**Your task**
Extract the lines that carry the string "ground" from the listing.

**Dataset records**
--

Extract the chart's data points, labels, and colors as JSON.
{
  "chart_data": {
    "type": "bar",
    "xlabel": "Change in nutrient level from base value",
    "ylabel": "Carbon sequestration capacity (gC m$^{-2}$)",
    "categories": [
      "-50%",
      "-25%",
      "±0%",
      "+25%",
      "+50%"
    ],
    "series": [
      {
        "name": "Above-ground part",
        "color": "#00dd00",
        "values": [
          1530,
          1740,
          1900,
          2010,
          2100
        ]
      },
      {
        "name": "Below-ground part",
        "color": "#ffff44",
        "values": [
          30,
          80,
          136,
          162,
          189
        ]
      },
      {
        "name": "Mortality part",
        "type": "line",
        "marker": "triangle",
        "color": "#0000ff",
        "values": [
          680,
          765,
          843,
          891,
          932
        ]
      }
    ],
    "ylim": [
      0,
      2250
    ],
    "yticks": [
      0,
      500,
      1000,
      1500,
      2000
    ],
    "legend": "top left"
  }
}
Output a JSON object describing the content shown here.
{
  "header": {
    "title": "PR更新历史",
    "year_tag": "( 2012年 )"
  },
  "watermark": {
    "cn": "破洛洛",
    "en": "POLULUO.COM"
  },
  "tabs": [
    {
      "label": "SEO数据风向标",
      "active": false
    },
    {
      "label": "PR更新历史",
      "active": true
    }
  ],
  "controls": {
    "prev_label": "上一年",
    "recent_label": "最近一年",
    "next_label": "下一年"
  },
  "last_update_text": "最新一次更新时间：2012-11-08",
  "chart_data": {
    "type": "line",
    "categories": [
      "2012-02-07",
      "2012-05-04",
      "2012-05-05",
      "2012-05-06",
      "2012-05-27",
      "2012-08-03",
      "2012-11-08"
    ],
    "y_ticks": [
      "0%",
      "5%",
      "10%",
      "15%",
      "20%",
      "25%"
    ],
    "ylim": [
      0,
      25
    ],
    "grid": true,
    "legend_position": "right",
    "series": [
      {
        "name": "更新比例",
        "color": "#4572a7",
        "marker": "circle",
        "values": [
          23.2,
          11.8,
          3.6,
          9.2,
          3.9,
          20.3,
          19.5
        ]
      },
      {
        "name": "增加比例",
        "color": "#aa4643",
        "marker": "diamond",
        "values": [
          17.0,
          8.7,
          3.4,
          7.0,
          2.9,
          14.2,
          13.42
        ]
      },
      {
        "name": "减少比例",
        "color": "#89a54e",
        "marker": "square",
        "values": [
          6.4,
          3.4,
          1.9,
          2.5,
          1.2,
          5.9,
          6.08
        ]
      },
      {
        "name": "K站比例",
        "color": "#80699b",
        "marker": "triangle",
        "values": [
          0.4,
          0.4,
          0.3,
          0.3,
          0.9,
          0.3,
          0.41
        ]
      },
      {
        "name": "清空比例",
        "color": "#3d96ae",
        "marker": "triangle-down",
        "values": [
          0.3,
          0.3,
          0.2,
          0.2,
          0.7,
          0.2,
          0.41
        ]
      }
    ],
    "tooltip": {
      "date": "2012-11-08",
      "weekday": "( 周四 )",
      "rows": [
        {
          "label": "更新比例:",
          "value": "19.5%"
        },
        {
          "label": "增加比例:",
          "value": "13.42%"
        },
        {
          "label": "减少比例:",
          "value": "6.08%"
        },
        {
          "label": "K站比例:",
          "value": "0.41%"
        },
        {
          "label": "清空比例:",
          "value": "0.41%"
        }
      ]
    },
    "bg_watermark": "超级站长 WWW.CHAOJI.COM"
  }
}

--

**Response**
        "name": "Above-ground part",
        "name": "Below-ground part",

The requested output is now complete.